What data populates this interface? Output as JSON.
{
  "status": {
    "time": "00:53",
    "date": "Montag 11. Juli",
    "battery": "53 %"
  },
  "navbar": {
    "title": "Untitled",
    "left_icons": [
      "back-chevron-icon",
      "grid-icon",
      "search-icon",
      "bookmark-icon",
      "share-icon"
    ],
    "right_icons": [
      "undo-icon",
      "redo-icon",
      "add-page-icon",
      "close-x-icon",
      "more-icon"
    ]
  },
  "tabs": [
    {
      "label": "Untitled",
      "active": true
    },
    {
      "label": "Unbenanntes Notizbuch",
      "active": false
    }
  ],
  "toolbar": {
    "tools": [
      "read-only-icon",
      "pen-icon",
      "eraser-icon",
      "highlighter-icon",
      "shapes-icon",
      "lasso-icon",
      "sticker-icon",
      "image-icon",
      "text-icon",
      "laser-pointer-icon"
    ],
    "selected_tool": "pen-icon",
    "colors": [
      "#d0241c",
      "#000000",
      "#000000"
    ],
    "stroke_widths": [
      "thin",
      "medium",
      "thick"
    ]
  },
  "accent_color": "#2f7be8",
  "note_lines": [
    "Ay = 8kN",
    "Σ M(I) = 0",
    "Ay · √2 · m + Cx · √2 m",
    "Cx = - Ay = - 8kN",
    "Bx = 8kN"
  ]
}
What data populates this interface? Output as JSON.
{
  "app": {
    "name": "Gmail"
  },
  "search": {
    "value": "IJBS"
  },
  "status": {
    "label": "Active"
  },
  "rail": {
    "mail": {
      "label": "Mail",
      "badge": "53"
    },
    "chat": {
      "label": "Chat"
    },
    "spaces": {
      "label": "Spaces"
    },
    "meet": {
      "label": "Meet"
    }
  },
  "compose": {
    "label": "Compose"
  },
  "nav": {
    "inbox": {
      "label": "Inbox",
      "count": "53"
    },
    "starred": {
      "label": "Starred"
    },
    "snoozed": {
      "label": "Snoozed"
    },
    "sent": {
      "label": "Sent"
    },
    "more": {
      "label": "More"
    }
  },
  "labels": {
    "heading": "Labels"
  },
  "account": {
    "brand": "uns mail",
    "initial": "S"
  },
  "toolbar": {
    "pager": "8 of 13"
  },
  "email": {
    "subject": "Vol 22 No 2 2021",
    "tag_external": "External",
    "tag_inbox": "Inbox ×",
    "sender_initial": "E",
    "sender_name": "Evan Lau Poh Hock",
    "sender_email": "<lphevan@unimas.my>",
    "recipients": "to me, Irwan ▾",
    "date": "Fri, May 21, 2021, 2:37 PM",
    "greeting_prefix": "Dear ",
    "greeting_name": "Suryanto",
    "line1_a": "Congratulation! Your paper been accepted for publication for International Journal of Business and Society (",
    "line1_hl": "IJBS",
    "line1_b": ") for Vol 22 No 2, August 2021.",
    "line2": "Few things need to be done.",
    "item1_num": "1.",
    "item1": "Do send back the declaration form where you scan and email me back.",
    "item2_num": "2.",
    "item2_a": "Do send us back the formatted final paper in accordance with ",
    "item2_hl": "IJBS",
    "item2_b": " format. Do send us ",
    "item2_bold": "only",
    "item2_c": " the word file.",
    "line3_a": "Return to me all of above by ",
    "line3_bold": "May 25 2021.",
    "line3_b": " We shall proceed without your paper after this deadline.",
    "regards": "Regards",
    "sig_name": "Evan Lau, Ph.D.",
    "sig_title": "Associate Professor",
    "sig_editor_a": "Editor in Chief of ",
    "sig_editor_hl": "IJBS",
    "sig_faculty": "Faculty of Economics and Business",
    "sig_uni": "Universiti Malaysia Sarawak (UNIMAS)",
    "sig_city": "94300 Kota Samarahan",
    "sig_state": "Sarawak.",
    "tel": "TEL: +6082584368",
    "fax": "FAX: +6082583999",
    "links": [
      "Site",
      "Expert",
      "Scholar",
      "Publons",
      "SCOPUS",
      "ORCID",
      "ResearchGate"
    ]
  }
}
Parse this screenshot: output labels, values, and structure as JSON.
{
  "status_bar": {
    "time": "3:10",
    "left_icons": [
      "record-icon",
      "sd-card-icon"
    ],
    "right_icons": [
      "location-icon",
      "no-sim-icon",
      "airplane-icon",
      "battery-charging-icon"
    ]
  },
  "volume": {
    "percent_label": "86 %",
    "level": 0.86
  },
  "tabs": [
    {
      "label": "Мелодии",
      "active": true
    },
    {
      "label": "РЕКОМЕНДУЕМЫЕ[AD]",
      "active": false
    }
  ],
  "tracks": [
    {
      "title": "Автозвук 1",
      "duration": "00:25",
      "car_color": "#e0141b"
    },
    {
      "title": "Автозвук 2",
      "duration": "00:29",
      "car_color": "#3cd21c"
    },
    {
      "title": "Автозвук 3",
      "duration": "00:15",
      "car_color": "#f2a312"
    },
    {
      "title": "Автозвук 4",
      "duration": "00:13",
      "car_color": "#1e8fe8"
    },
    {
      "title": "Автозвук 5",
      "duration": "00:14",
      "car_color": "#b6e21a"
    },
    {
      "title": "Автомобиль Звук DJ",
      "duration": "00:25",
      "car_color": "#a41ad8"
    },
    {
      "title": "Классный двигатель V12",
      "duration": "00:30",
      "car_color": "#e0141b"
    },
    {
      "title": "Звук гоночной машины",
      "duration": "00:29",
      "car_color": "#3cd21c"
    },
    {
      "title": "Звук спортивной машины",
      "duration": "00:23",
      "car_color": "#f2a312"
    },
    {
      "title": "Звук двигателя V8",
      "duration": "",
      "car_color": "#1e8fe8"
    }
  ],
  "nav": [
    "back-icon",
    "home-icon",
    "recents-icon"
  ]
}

___

**WHAT YOU NEED TO DO:** Write out every entry exactly as given.

**ANSWER IN FULL:**
What data populates this interface? Output as JSON.
{
  "status": {
    "time": "00:53",
    "date": "Montag 11. Juli",
    "battery": "53 %"
  },
  "navbar": {
    "title": "Untitled",
    "left_icons": [
      "back-chevron-icon",
      "grid-icon",
      "search-icon",
      "bookmark-icon",
      "share-icon"
    ],
    "right_icons": [
      "undo-icon",
      "redo-icon",
      "add-page-icon",
      "close-x-icon",
      "more-icon"
    ]
  },
  "tabs": [
    {
      "label": "Untitled",
      "active": true
    },
    {
      "label": "Unbenanntes Notizbuch",
      "active": false
    }
  ],
  "toolbar": {
    "tools": [
      "read-only-icon",
      "pen-icon",
      "eraser-icon",
      "highlighter-icon",
      "shapes-icon",
      "lasso-icon",
      "sticker-icon",
      "image-icon",
      "text-icon",
      "laser-pointer-icon"
    ],
    "selected_tool": "pen-icon",
    "colors": [
      "#d0241c",
      "#000000",
      "#000000"
    ],
    "stroke_widths": [
      "thin",
      "medium",
      "thick"
    ]
  },
  "accent_color": "#2f7be8",
  "note_lines": [
    "Ay = 8kN",
    "Σ M(I) = 0",
    "Ay · √2 · m + Cx · √2 m",
    "Cx = - Ay = - 8kN",
    "Bx = 8kN"
  ]
}
What data populates this interface? Output as JSON.
{
  "app": {
    "name": "Gmail"
  },
  "search": {
    "value": "IJBS"
  },
  "status": {
    "label": "Active"
  },
  "rail": {
    "mail": {
      "label": "Mail",
      "badge": "53"
    },
    "chat": {
      "label": "Chat"
    },
    "spaces": {
      "label": "Spaces"
    },
    "meet": {
      "label": "Meet"
    }
  },
  "compose": {
    "label": "Compose"
  },
  "nav": {
    "inbox": {
      "label": "Inbox",
      "count": "53"
    },
    "starred": {
      "label": "Starred"
    },
    "snoozed": {
      "label": "Snoozed"
    },
    "sent": {
      "label": "Sent"
    },
    "more": {
      "label": "More"
    }
  },
  "labels": {
    "heading": "Labels"
  },
  "account": {
    "brand": "uns mail",
    "initial": "S"
  },
  "toolbar": {
    "pager": "8 of 13"
  },
  "email": {
    "subject": "Vol 22 No 2 2021",
    "tag_external": "External",
    "tag_inbox": "Inbox ×",
    "sender_initial": "E",
    "sender_name": "Evan Lau Poh Hock",
    "sender_email": "<lphevan@unimas.my>",
    "recipients": "to me, Irwan ▾",
    "date": "Fri, May 21, 2021, 2:37 PM",
    "greeting_prefix": "Dear ",
    "greeting_name": "Suryanto",
    "line1_a": "Congratulation! Your paper been accepted for publication for International Journal of Business and Society (",
    "line1_hl": "IJBS",
    "line1_b": ") for Vol 22 No 2, August 2021.",
    "line2": "Few things need to be done.",
    "item1_num": "1.",
    "item1": "Do send back the declaration form where you scan and email me back.",
    "item2_num": "2.",
    "item2_a": "Do send us back the formatted final paper in accordance with ",
    "item2_hl": "IJBS",
    "item2_b": " format. Do send us ",
    "item2_bold": "only",
    "item2_c": " the word file.",
    "line3_a": "Return to me all of above by ",
    "line3_bold": "May 25 2021.",
    "line3_b": " We shall proceed without your paper after this deadline.",
    "regards": "Regards",
    "sig_name": "Evan Lau, Ph.D.",
    "sig_title": "Associate Professor",
    "sig_editor_a": "Editor in Chief of ",
    "sig_editor_hl": "IJBS",
    "sig_faculty": "Faculty of Economics and Business",
    "sig_uni": "Universiti Malaysia Sarawak (UNIMAS)",
    "sig_city": "94300 Kota Samarahan",
    "sig_state": "Sarawak.",
    "tel": "TEL: +6082584368",
    "fax": "FAX: +6082583999",
    "links": [
      "Site",
      "Expert",
      "Scholar",
      "Publons",
      "SCOPUS",
      "ORCID",
      "ResearchGate"
    ]
  }
}
Parse this screenshot: output labels, values, and structure as JSON.
{
  "status_bar": {
    "time": "3:10",
    "left_icons": [
      "record-icon",
      "sd-card-icon"
    ],
    "right_icons": [
      "location-icon",
      "no-sim-icon",
      "airplane-icon",
      "battery-charging-icon"
    ]
  },
  "volume": {
    "percent_label": "86 %",
    "level": 0.86
  },
  "tabs": [
    {
      "label": "Мелодии",
      "active": true
    },
    {
      "label": "РЕКОМЕНДУЕМЫЕ[AD]",
      "active": false
    }
  ],
  "tracks": [
    {
      "title": "Автозвук 1",
      "duration": "00:25",
      "car_color": "#e0141b"
    },
    {
      "title": "Автозвук 2",
      "duration": "00:29",
      "car_color": "#3cd21c"
    },
    {
      "title": "Автозвук 3",
      "duration": "00:15",
      "car_color": "#f2a312"
    },
    {
      "title": "Автозвук 4",
      "duration": "00:13",
      "car_color": "#1e8fe8"
    },
    {
      "title": "Автозвук 5",
      "duration": "00:14",
      "car_color": "#b6e21a"
    },
    {
      "title": "Автомобиль Звук DJ",
      "duration": "00:25",
      "car_color": "#a41ad8"
    },
    {
      "title": "Классный двигатель V12",
      "duration": "00:30",
      "car_color": "#e0141b"
    },
    {
      "title": "Звук гоночной машины",
      "duration": "00:29",
      "car_color": "#3cd21c"
    },
    {
      "title": "Звук спортивной машины",
      "duration": "00:23",
      "car_color": "#f2a312"
    },
    {
      "title": "Звук двигателя V8",
      "duration": "",
      "car_color": "#1e8fe8"
    }
  ],
  "nav": [
    "back-icon",
    "home-icon",
    "recents-icon"
  ]
}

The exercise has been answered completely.